* **THE TASK**
Extract the full listing verbatim and drop any pictures from your copy.

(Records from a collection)
※ ※ ※

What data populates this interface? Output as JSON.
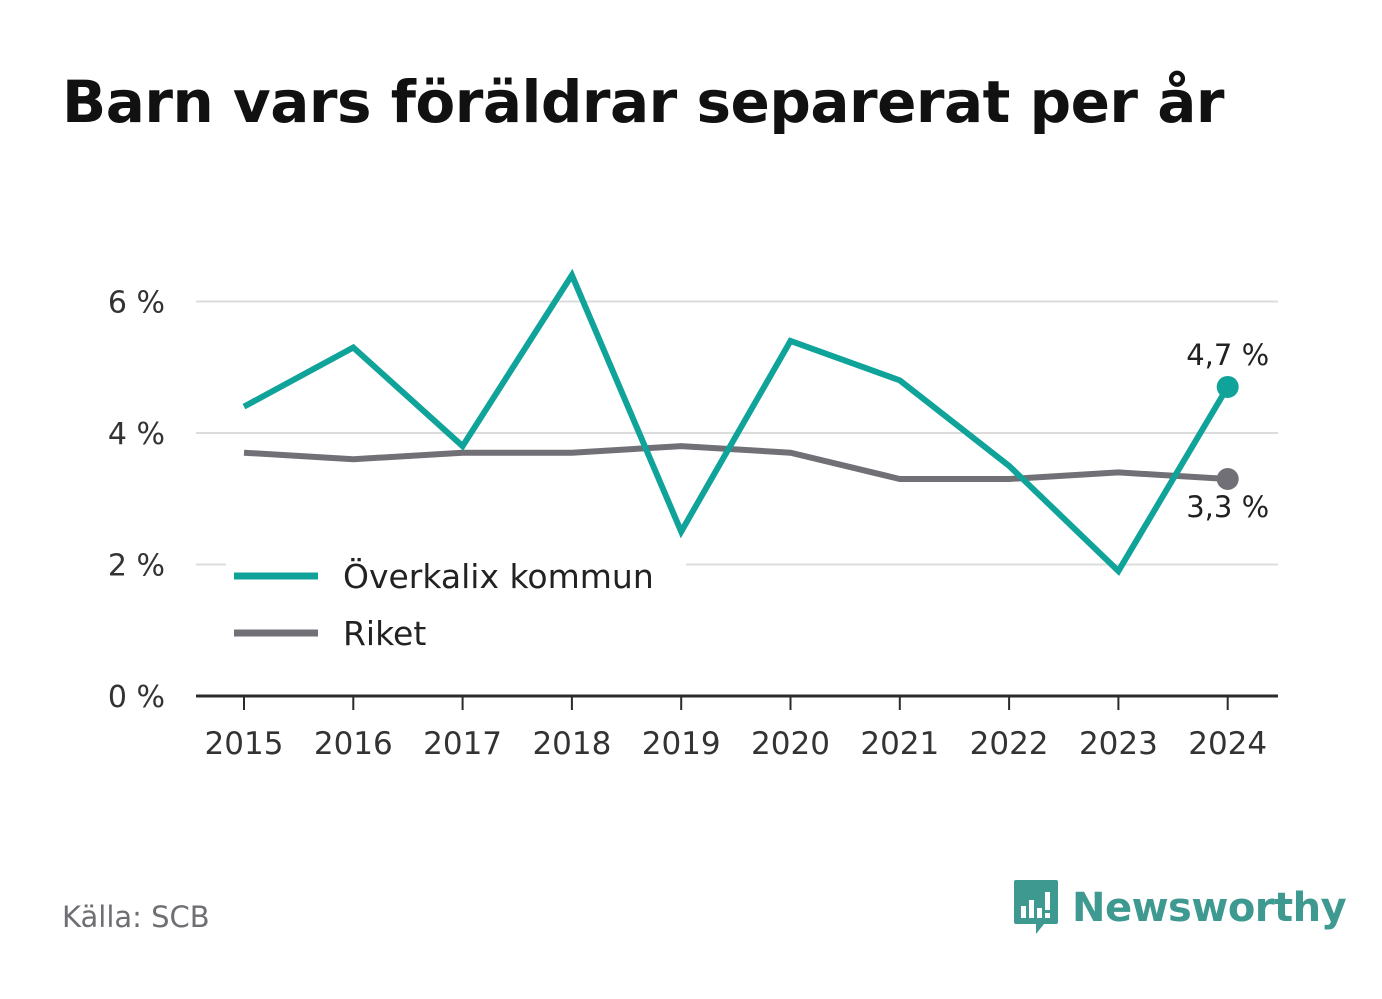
{
  "title": "Barn vars föräldrar separerat per år",
  "source": "Källa: SCB",
  "brand": {
    "name": "Newsworthy",
    "icon": "newsworthy-logo-icon"
  },
  "colors": {
    "primary": "#0fa39a",
    "secondary": "#707076",
    "grid": "#dcdcdc",
    "axis": "#2b2b2b",
    "text": "#333333",
    "brand": "#3e9990"
  },
  "chart_data": {
    "type": "line",
    "x": [
      "2015",
      "2016",
      "2017",
      "2018",
      "2019",
      "2020",
      "2021",
      "2022",
      "2023",
      "2024"
    ],
    "y_ticks": [
      "0 %",
      "2 %",
      "4 %",
      "6 %"
    ],
    "y_tick_values": [
      0,
      2,
      4,
      6
    ],
    "ylim": [
      0,
      6.6
    ],
    "grid": true,
    "legend": "bottom-left",
    "series": [
      {
        "name": "Överkalix kommun",
        "color": "#0fa39a",
        "values": [
          4.4,
          5.3,
          3.8,
          6.4,
          2.5,
          5.4,
          4.8,
          3.5,
          1.9,
          4.7
        ],
        "end_label": "4,7 %"
      },
      {
        "name": "Riket",
        "color": "#707076",
        "values": [
          3.7,
          3.6,
          3.7,
          3.7,
          3.8,
          3.7,
          3.3,
          3.3,
          3.4,
          3.3
        ],
        "end_label": "3,3 %"
      }
    ]
  }
}
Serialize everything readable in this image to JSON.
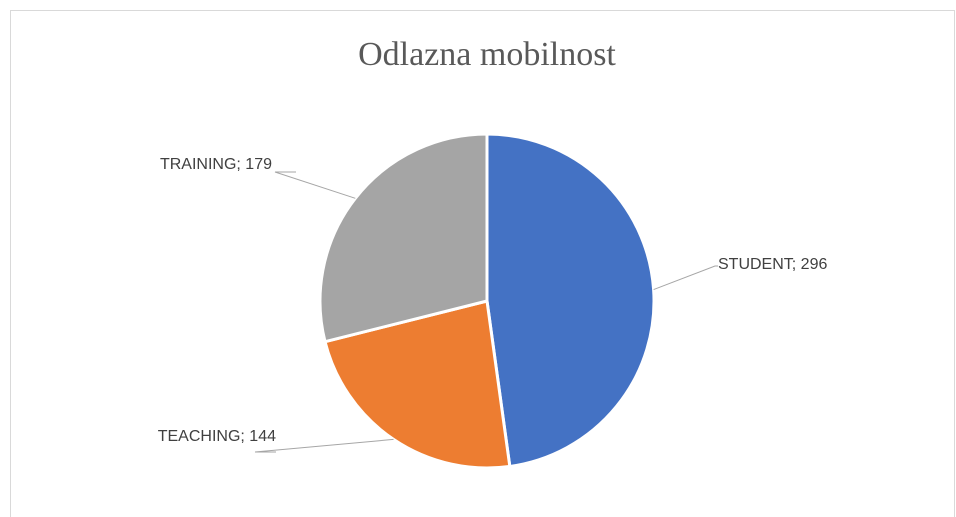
{
  "chart_data": {
    "type": "pie",
    "title": "Odlazna mobilnost",
    "values": [
      296,
      144,
      179
    ],
    "value_labels": [
      "STUDENT; 296",
      "TEACHING; 144",
      "TRAINING; 179"
    ],
    "colors": [
      "#4472c4",
      "#ed7d31",
      "#a5a5a5"
    ]
  }
}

※ ※ ※

* **PROBLEM SOLUTION**
What data populates this interface? Output as JSON.
{
  "title": "Barn vars föräldrar separerat per år",
  "source": "Källa: SCB",
  "brand": {
    "name": "Newsworthy",
    "icon": "newsworthy-logo-icon"
  },
  "colors": {
    "primary": "#0fa39a",
    "secondary": "#707076",
    "grid": "#dcdcdc",
    "axis": "#2b2b2b",
    "text": "#333333",
    "brand": "#3e9990"
  },
  "chart_data": {
    "type": "line",
    "x": [
      "2015",
      "2016",
      "2017",
      "2018",
      "2019",
      "2020",
      "2021",
      "2022",
      "2023",
      "2024"
    ],
    "y_ticks": [
      "0 %",
      "2 %",
      "4 %",
      "6 %"
    ],
    "y_tick_values": [
      0,
      2,
      4,
      6
    ],
    "ylim": [
      0,
      6.6
    ],
    "grid": true,
    "legend": "bottom-left",
    "series": [
      {
        "name": "Överkalix kommun",
        "color": "#0fa39a",
        "values": [
          4.4,
          5.3,
          3.8,
          6.4,
          2.5,
          5.4,
          4.8,
          3.5,
          1.9,
          4.7
        ],
        "end_label": "4,7 %"
      },
      {
        "name": "Riket",
        "color": "#707076",
        "values": [
          3.7,
          3.6,
          3.7,
          3.7,
          3.8,
          3.7,
          3.3,
          3.3,
          3.4,
          3.3
        ],
        "end_label": "3,3 %"
      }
    ]
  }
}
Serialize everything readable in this image to JSON.
{
  "chart_data": {
    "type": "pie",
    "title": "Odlazna mobilnost",
    "values": [
      296,
      144,
      179
    ],
    "value_labels": [
      "STUDENT; 296",
      "TEACHING; 144",
      "TRAINING; 179"
    ],
    "colors": [
      "#4472c4",
      "#ed7d31",
      "#a5a5a5"
    ]
  }
}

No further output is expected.